## Begin

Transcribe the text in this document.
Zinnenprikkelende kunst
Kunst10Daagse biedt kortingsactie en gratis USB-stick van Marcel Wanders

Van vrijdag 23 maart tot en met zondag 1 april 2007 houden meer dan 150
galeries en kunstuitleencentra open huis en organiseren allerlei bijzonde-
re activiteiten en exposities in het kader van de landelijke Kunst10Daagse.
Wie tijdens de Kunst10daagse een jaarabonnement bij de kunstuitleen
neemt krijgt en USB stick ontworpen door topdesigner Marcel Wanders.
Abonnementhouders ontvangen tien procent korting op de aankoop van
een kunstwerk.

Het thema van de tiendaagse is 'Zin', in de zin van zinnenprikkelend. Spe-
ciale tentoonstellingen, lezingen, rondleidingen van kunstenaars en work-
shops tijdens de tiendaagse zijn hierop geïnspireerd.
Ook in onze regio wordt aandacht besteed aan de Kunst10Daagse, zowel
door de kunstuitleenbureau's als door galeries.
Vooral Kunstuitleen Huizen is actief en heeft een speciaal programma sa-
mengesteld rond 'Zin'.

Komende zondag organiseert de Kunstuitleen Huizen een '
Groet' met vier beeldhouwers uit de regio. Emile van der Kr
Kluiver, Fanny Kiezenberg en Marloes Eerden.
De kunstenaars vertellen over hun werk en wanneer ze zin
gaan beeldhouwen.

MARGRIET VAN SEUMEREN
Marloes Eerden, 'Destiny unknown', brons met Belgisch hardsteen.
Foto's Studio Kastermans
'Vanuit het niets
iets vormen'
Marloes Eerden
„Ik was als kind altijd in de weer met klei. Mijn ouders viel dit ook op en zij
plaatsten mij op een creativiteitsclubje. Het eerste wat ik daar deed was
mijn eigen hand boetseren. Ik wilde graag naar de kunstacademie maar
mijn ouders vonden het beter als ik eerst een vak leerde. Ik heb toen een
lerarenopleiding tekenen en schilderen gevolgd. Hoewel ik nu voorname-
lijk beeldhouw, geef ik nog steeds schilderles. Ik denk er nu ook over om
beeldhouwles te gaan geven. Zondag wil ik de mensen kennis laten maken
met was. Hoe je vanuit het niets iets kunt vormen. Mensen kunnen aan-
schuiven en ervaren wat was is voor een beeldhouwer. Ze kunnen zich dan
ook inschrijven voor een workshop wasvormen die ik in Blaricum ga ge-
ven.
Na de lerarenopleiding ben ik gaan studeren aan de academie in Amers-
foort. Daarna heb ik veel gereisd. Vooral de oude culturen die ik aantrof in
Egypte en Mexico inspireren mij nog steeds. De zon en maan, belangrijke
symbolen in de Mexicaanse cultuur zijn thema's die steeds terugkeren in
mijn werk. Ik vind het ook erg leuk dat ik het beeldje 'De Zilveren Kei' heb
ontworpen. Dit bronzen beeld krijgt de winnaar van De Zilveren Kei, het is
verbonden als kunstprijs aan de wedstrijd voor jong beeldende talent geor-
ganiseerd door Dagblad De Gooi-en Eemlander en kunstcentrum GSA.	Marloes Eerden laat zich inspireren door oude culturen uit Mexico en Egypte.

## End

In the listing, find every line containing the word "lerarenopleiding" and list it.

lerarenopleiding tekenen en schilderen gevolgd. Hoewel ik nu voorname-
Na de lerarenopleiding ben ik gaan studeren aan de academie in Amers-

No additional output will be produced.